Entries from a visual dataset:
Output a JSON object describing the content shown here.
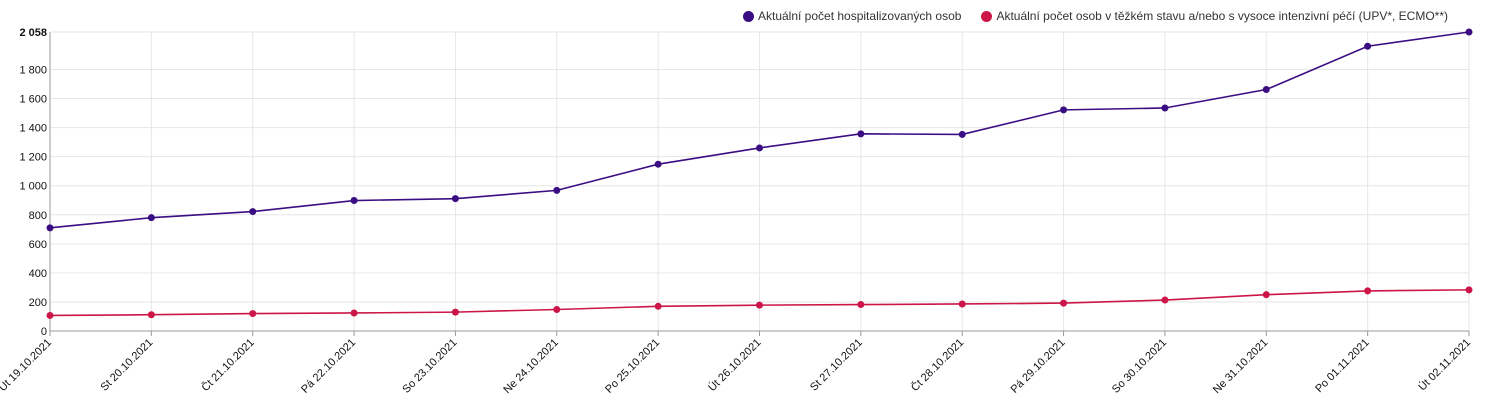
{
  "chart_data": {
    "type": "line",
    "categories": [
      "Út 19.10.2021",
      "St 20.10.2021",
      "Čt 21.10.2021",
      "Pá 22.10.2021",
      "So 23.10.2021",
      "Ne 24.10.2021",
      "Po 25.10.2021",
      "Út 26.10.2021",
      "St 27.10.2021",
      "Čt 28.10.2021",
      "Pá 29.10.2021",
      "So 30.10.2021",
      "Ne 31.10.2021",
      "Po 01.11.2021",
      "Út 02.11.2021"
    ],
    "series": [
      {
        "name": "Aktuální počet hospitalizovaných osob",
        "color": "#3b0d83",
        "values": [
          710,
          780,
          822,
          898,
          911,
          968,
          1148,
          1260,
          1357,
          1353,
          1522,
          1535,
          1662,
          1960,
          2058
        ]
      },
      {
        "name": "Aktuální počet osob v těžkém stavu a/nebo s vysoce intenzivní péčí (UPV*, ECMO**)",
        "color": "#cc1648",
        "values": [
          107,
          112,
          120,
          124,
          130,
          148,
          170,
          178,
          182,
          186,
          192,
          213,
          250,
          276,
          283
        ]
      }
    ],
    "yticks": [
      0,
      200,
      400,
      600,
      800,
      1000,
      1200,
      1400,
      1600,
      1800,
      2058
    ],
    "ytick_labels": [
      "0",
      "200",
      "400",
      "600",
      "800",
      "1 000",
      "1 200",
      "1 400",
      "1 600",
      "1 800",
      "2 058"
    ],
    "ylim": [
      0,
      2058
    ],
    "grid": true,
    "legend_position": "top-right"
  }
}
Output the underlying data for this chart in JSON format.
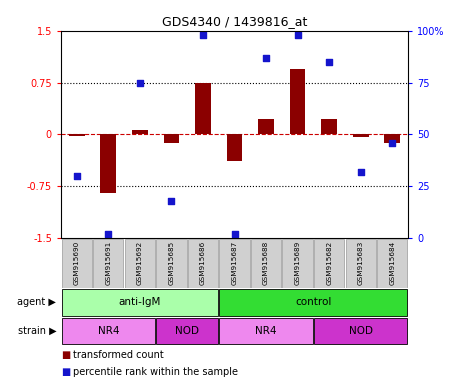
{
  "title": "GDS4340 / 1439816_at",
  "samples": [
    "GSM915690",
    "GSM915691",
    "GSM915692",
    "GSM915685",
    "GSM915686",
    "GSM915687",
    "GSM915688",
    "GSM915689",
    "GSM915682",
    "GSM915683",
    "GSM915684"
  ],
  "bar_values": [
    -0.03,
    -0.85,
    0.07,
    -0.12,
    0.75,
    -0.38,
    0.22,
    0.95,
    0.22,
    -0.04,
    -0.13
  ],
  "scatter_values": [
    30,
    2,
    75,
    18,
    98,
    2,
    87,
    98,
    85,
    32,
    46
  ],
  "ylim_left": [
    -1.5,
    1.5
  ],
  "ylim_right": [
    0,
    100
  ],
  "ytick_labels_left": [
    "-1.5",
    "-0.75",
    "0",
    "0.75",
    "1.5"
  ],
  "yticks_left": [
    -1.5,
    -0.75,
    0,
    0.75,
    1.5
  ],
  "ytick_labels_right": [
    "0",
    "25",
    "50",
    "75",
    "100%"
  ],
  "yticks_right": [
    0,
    25,
    50,
    75,
    100
  ],
  "bar_color": "#8B0000",
  "scatter_color": "#1414CC",
  "dashed_line_color": "#CC0000",
  "dotted_line_color": "#000000",
  "agent_groups": [
    {
      "label": "anti-IgM",
      "start": 0,
      "end": 5,
      "color": "#AAFFAA"
    },
    {
      "label": "control",
      "start": 5,
      "end": 11,
      "color": "#33DD33"
    }
  ],
  "strain_groups": [
    {
      "label": "NR4",
      "start": 0,
      "end": 3,
      "color": "#EE88EE"
    },
    {
      "label": "NOD",
      "start": 3,
      "end": 5,
      "color": "#CC33CC"
    },
    {
      "label": "NR4",
      "start": 5,
      "end": 8,
      "color": "#EE88EE"
    },
    {
      "label": "NOD",
      "start": 8,
      "end": 11,
      "color": "#CC33CC"
    }
  ],
  "legend_bar_label": "transformed count",
  "legend_scatter_label": "percentile rank within the sample",
  "agent_label": "agent",
  "strain_label": "strain",
  "sample_bg_color": "#D0D0D0",
  "sample_border_color": "#999999"
}
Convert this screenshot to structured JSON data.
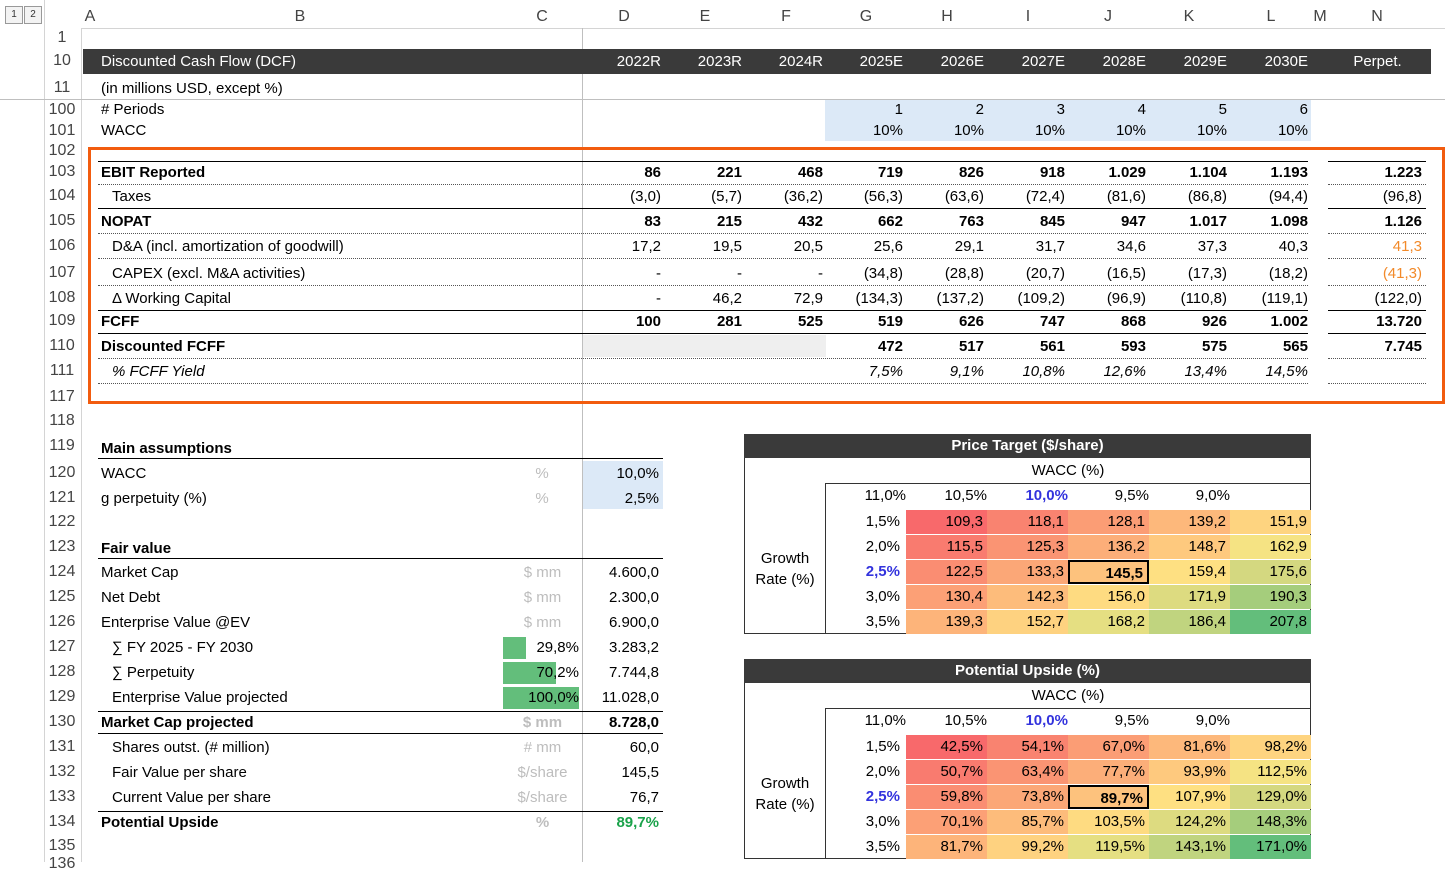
{
  "colors": {
    "header_bar": "#3a3a3a",
    "input_fill": "#dce9f7",
    "highlight_border": "#f25c0f",
    "orange_value": "#f28a2a",
    "blue_value": "#3333dd",
    "green_value": "#1aa24a",
    "bar_green": "#63be7b"
  },
  "outline_levels": [
    "1",
    "2"
  ],
  "columns": [
    "A",
    "B",
    "C",
    "D",
    "E",
    "F",
    "G",
    "H",
    "I",
    "J",
    "K",
    "L",
    "M",
    "N"
  ],
  "rows": [
    "1",
    "10",
    "11",
    "100",
    "101",
    "102",
    "103",
    "104",
    "105",
    "106",
    "107",
    "108",
    "109",
    "110",
    "111",
    "117",
    "118",
    "119",
    "120",
    "121",
    "122",
    "123",
    "124",
    "125",
    "126",
    "127",
    "128",
    "129",
    "130",
    "131",
    "132",
    "133",
    "134",
    "135",
    "136"
  ],
  "dcf": {
    "title": "Discounted Cash Flow (DCF)",
    "years": [
      "2022R",
      "2023R",
      "2024R",
      "2025E",
      "2026E",
      "2027E",
      "2028E",
      "2029E",
      "2030E"
    ],
    "perp_label": "Perpet.",
    "subtitle": "(in millions USD, except %)",
    "periods_label": "# Periods",
    "periods": [
      "1",
      "2",
      "3",
      "4",
      "5",
      "6"
    ],
    "wacc_label": "WACC",
    "wacc_values": [
      "10%",
      "10%",
      "10%",
      "10%",
      "10%",
      "10%"
    ],
    "lines": [
      {
        "label": "EBIT Reported",
        "bold": true,
        "vals": [
          "86",
          "221",
          "468",
          "719",
          "826",
          "918",
          "1.029",
          "1.104",
          "1.193"
        ],
        "perp": "1.223"
      },
      {
        "label": "Taxes",
        "bold": false,
        "vals": [
          "(3,0)",
          "(5,7)",
          "(36,2)",
          "(56,3)",
          "(63,6)",
          "(72,4)",
          "(81,6)",
          "(86,8)",
          "(94,4)"
        ],
        "perp": "(96,8)"
      },
      {
        "label": "NOPAT",
        "bold": true,
        "vals": [
          "83",
          "215",
          "432",
          "662",
          "763",
          "845",
          "947",
          "1.017",
          "1.098"
        ],
        "perp": "1.126"
      },
      {
        "label": "D&A (incl. amortization of goodwill)",
        "bold": false,
        "vals": [
          "17,2",
          "19,5",
          "20,5",
          "25,6",
          "29,1",
          "31,7",
          "34,6",
          "37,3",
          "40,3"
        ],
        "perp": "41,3"
      },
      {
        "label": "CAPEX (excl. M&A activities)",
        "bold": false,
        "vals": [
          "-",
          "-",
          "-",
          "(34,8)",
          "(28,8)",
          "(20,7)",
          "(16,5)",
          "(17,3)",
          "(18,2)"
        ],
        "perp": "(41,3)"
      },
      {
        "label": "Δ Working Capital",
        "bold": false,
        "vals": [
          "-",
          "46,2",
          "72,9",
          "(134,3)",
          "(137,2)",
          "(109,2)",
          "(96,9)",
          "(110,8)",
          "(119,1)"
        ],
        "perp": "(122,0)"
      },
      {
        "label": "FCFF",
        "bold": true,
        "vals": [
          "100",
          "281",
          "525",
          "519",
          "626",
          "747",
          "868",
          "926",
          "1.002"
        ],
        "perp": "13.720"
      },
      {
        "label": "Discounted FCFF",
        "bold": true,
        "vals": [
          "",
          "",
          "",
          "472",
          "517",
          "561",
          "593",
          "575",
          "565"
        ],
        "perp": "7.745"
      },
      {
        "label": "% FCFF Yield",
        "bold": false,
        "vals": [
          "",
          "",
          "",
          "7,5%",
          "9,1%",
          "10,8%",
          "12,6%",
          "13,4%",
          "14,5%"
        ],
        "perp": ""
      }
    ]
  },
  "assumptions": {
    "title": "Main assumptions",
    "rows": [
      {
        "label": "WACC",
        "unit": "%",
        "value": "10,0%"
      },
      {
        "label": "g perpetuity (%)",
        "unit": "%",
        "value": "2,5%"
      }
    ]
  },
  "fair_value": {
    "title": "Fair value",
    "rows": [
      {
        "label": "Market Cap",
        "unit": "$ mm",
        "pct": "",
        "value": "4.600,0",
        "bold": false,
        "indent": false
      },
      {
        "label": "Net Debt",
        "unit": "$ mm",
        "pct": "",
        "value": "2.300,0",
        "bold": false,
        "indent": false
      },
      {
        "label": "Enterprise Value @EV",
        "unit": "$ mm",
        "pct": "",
        "value": "6.900,0",
        "bold": false,
        "indent": false
      },
      {
        "label": "∑ FY 2025 - FY 2030",
        "unit": "",
        "pct": "29,8%",
        "pct_fill": 0.298,
        "value": "3.283,2",
        "bold": false,
        "indent": true
      },
      {
        "label": "∑ Perpetuity",
        "unit": "",
        "pct": "70,2%",
        "pct_fill": 0.702,
        "value": "7.744,8",
        "bold": false,
        "indent": true
      },
      {
        "label": "Enterprise Value projected",
        "unit": "",
        "pct": "100,0%",
        "pct_fill": 1.0,
        "value": "11.028,0",
        "bold": false,
        "indent": true
      },
      {
        "label": "Market Cap projected",
        "unit": "$ mm",
        "pct": "",
        "value": "8.728,0",
        "bold": true,
        "indent": false
      },
      {
        "label": "Shares outst. (# million)",
        "unit": "# mm",
        "pct": "",
        "value": "60,0",
        "bold": false,
        "indent": true
      },
      {
        "label": "Fair Value per share",
        "unit": "$/share",
        "pct": "",
        "value": "145,5",
        "bold": false,
        "indent": true
      },
      {
        "label": "Current Value per share",
        "unit": "$/share",
        "pct": "",
        "value": "76,7",
        "bold": false,
        "indent": true
      },
      {
        "label": "Potential Upside",
        "unit": "%",
        "pct": "",
        "value": "89,7%",
        "bold": true,
        "indent": false
      }
    ]
  },
  "price_target": {
    "title": "Price Target ($/share)",
    "wacc_label": "WACC (%)",
    "growth_label_1": "Growth",
    "growth_label_2": "Rate (%)",
    "wacc_cols": [
      "11,0%",
      "10,5%",
      "10,0%",
      "9,5%",
      "9,0%"
    ],
    "growth_rows": [
      "1,5%",
      "2,0%",
      "2,5%",
      "3,0%",
      "3,5%"
    ],
    "values": [
      [
        "109,3",
        "118,1",
        "128,1",
        "139,2",
        "151,9"
      ],
      [
        "115,5",
        "125,3",
        "136,2",
        "148,7",
        "162,9"
      ],
      [
        "122,5",
        "133,3",
        "145,5",
        "159,4",
        "175,6"
      ],
      [
        "130,4",
        "142,3",
        "156,0",
        "171,9",
        "190,3"
      ],
      [
        "139,3",
        "152,7",
        "168,2",
        "186,4",
        "207,8"
      ]
    ],
    "colors": [
      [
        "#f8696b",
        "#f98370",
        "#fb9d75",
        "#fdb87b",
        "#fed480"
      ],
      [
        "#f97b6f",
        "#fa9473",
        "#fcae79",
        "#fec97e",
        "#f5e383"
      ],
      [
        "#fa8d72",
        "#fba777",
        "#fdc27d",
        "#fee082",
        "#d4d880"
      ],
      [
        "#fca076",
        "#fdbc7b",
        "#fedb81",
        "#dddb80",
        "#a5cd7c"
      ],
      [
        "#fdb47a",
        "#fed280",
        "#e5df82",
        "#c0d47f",
        "#63be7b"
      ]
    ]
  },
  "upside": {
    "title": "Potential Upside (%)",
    "wacc_label": "WACC (%)",
    "growth_label_1": "Growth",
    "growth_label_2": "Rate (%)",
    "wacc_cols": [
      "11,0%",
      "10,5%",
      "10,0%",
      "9,5%",
      "9,0%"
    ],
    "growth_rows": [
      "1,5%",
      "2,0%",
      "2,5%",
      "3,0%",
      "3,5%"
    ],
    "values": [
      [
        "42,5%",
        "54,1%",
        "67,0%",
        "81,6%",
        "98,2%"
      ],
      [
        "50,7%",
        "63,4%",
        "77,7%",
        "93,9%",
        "112,5%"
      ],
      [
        "59,8%",
        "73,8%",
        "89,7%",
        "107,9%",
        "129,0%"
      ],
      [
        "70,1%",
        "85,7%",
        "103,5%",
        "124,2%",
        "148,3%"
      ],
      [
        "81,7%",
        "99,2%",
        "119,5%",
        "143,1%",
        "171,0%"
      ]
    ],
    "colors": [
      [
        "#f8696b",
        "#f98370",
        "#fb9d75",
        "#fdb87b",
        "#fed480"
      ],
      [
        "#f97b6f",
        "#fa9473",
        "#fcae79",
        "#fec97e",
        "#f5e383"
      ],
      [
        "#fa8d72",
        "#fba777",
        "#fdc27d",
        "#fee082",
        "#d4d880"
      ],
      [
        "#fca076",
        "#fdbc7b",
        "#fedb81",
        "#dddb80",
        "#a5cd7c"
      ],
      [
        "#fdb47a",
        "#fed280",
        "#e5df82",
        "#c0d47f",
        "#63be7b"
      ]
    ]
  }
}
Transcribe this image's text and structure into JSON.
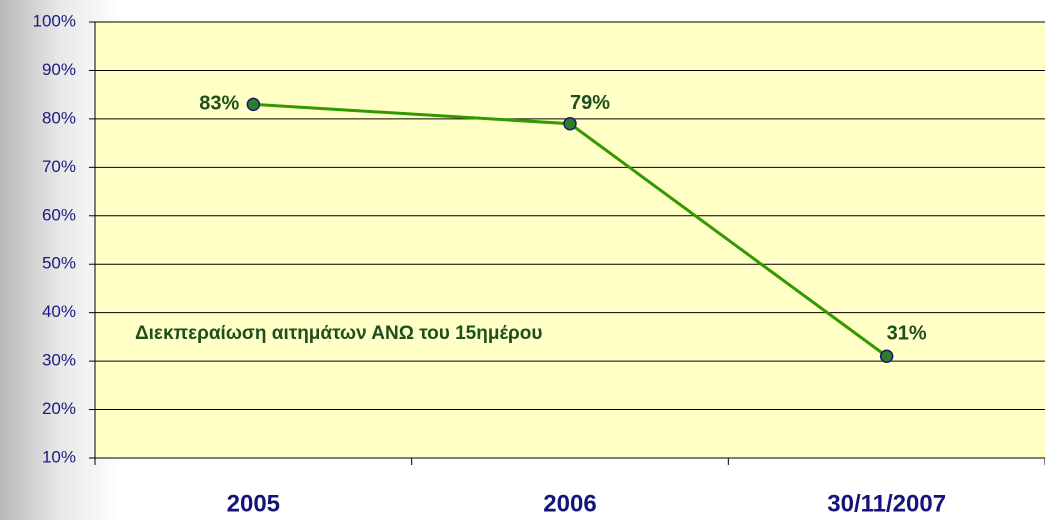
{
  "chart_data": {
    "type": "line",
    "categories": [
      "2005",
      "2006",
      "30/11/2007"
    ],
    "series": [
      {
        "name": null,
        "color": "#339900",
        "values": [
          83,
          79,
          31
        ],
        "value_labels": [
          "83%",
          "79%",
          "31%"
        ]
      }
    ],
    "ylim": [
      10,
      100
    ],
    "yticks": [
      {
        "value": 10,
        "label": "10%"
      },
      {
        "value": 20,
        "label": "20%"
      },
      {
        "value": 30,
        "label": "30%"
      },
      {
        "value": 40,
        "label": "40%"
      },
      {
        "value": 50,
        "label": "50%"
      },
      {
        "value": 60,
        "label": "60%"
      },
      {
        "value": 70,
        "label": "70%"
      },
      {
        "value": 80,
        "label": "80%"
      },
      {
        "value": 90,
        "label": "90%"
      },
      {
        "value": 100,
        "label": "100%"
      }
    ],
    "grid": true,
    "annotation": "Διεκπεραίωση αιτημάτων ΑΝΩ του 15ημέρου"
  }
}
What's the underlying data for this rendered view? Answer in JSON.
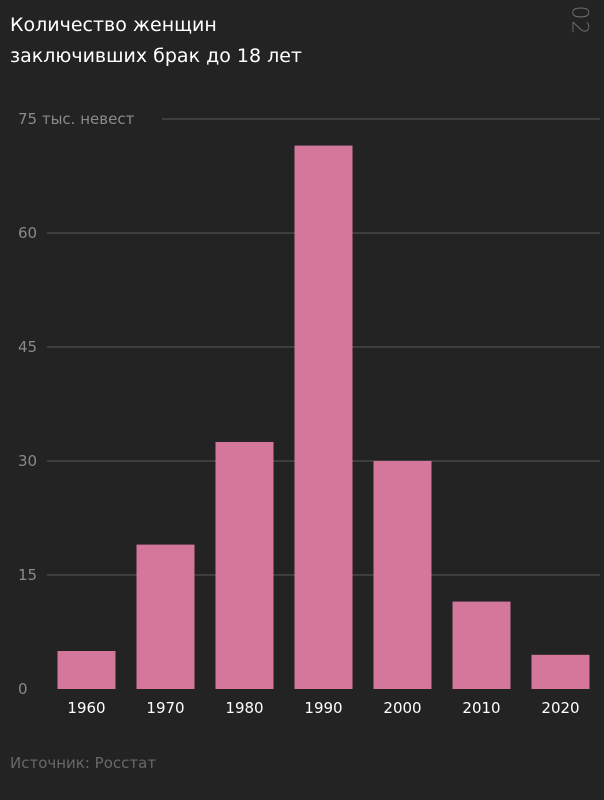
{
  "header": {
    "title_line1": "Количество женщин",
    "title_line2": "заключивших брак до 18 лет",
    "page_number": "02"
  },
  "footer": {
    "source": "Источник: Росстат"
  },
  "chart_data": {
    "type": "bar",
    "title": "Количество женщин заключивших брак до 18 лет",
    "categories": [
      "1960",
      "1970",
      "1980",
      "1990",
      "2000",
      "2010",
      "2020"
    ],
    "values": [
      5,
      19,
      32.5,
      71.5,
      30,
      11.5,
      4.5
    ],
    "yticks": [
      0,
      15,
      30,
      45,
      60,
      75
    ],
    "ytick_labels": [
      "0",
      "15",
      "30",
      "45",
      "60",
      "75 тыс. невест"
    ],
    "ylim": [
      0,
      75
    ],
    "grid": true,
    "bar_color": "#d4779a",
    "grid_color": "#5a5a5a"
  }
}
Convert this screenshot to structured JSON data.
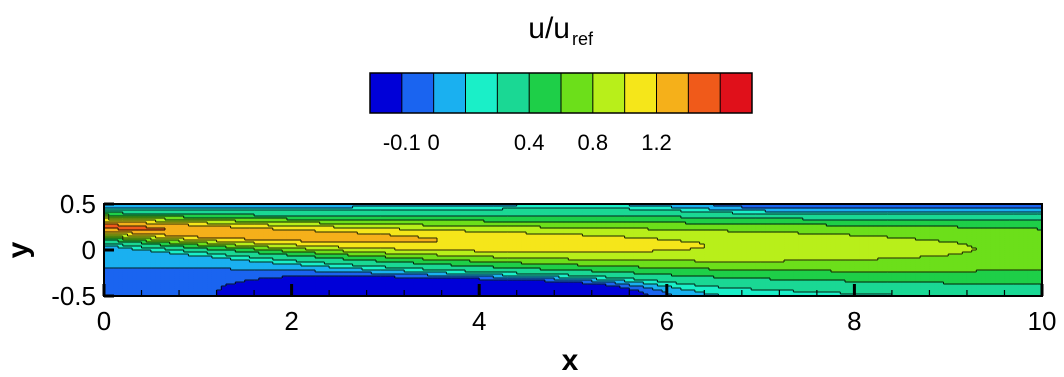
{
  "chart_data": {
    "type": "heatmap",
    "title": "",
    "colorbar": {
      "label_base": "u/u",
      "label_sub": "ref",
      "levels": [
        -0.2,
        -0.1,
        0.0,
        0.1,
        0.2,
        0.4,
        0.6,
        0.8,
        1.0,
        1.2,
        1.4,
        1.5
      ],
      "colors": [
        "#0000d8",
        "#1a64f0",
        "#1ab0f0",
        "#1aefc8",
        "#1ad894",
        "#1ecf48",
        "#6cdf1a",
        "#b8ef1a",
        "#f5e61a",
        "#f5b01a",
        "#f05a1a",
        "#e0101a"
      ],
      "tick_values": [
        -0.1,
        0.0,
        0.4,
        0.8,
        1.2
      ],
      "tick_labels": [
        "-0.1",
        "0",
        "0.4",
        "0.8",
        "1.2"
      ]
    },
    "xlabel": "x",
    "ylabel": "y",
    "xlim": [
      0,
      10
    ],
    "ylim": [
      -0.5,
      0.5
    ],
    "x_ticks": [
      0,
      2,
      4,
      6,
      8,
      10
    ],
    "x_tick_labels": [
      "0",
      "2",
      "4",
      "6",
      "8",
      "10"
    ],
    "y_ticks": [
      -0.5,
      0,
      0.5
    ],
    "y_tick_labels": [
      "-0.5",
      "0",
      "0.5"
    ],
    "grid": false,
    "field_description": "wall jet u/u_ref: jet core (~1.4) near y~0.25 from x=0, spreading and decaying downstream to ~1.0; recirculation (~-0.2) along lower wall for x~1-6; weak reverse flow near upper wall for x>6",
    "min_value": -0.2,
    "max_value": 1.5
  },
  "ui": {
    "colorscale_hint": "u/uref"
  }
}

» Your instructions
Read through the entries and copy every line that includes "женщин".

» Result below
    "title_line1": "Количество женщин",
    "title": "Количество женщин заключивших брак до 18 лет",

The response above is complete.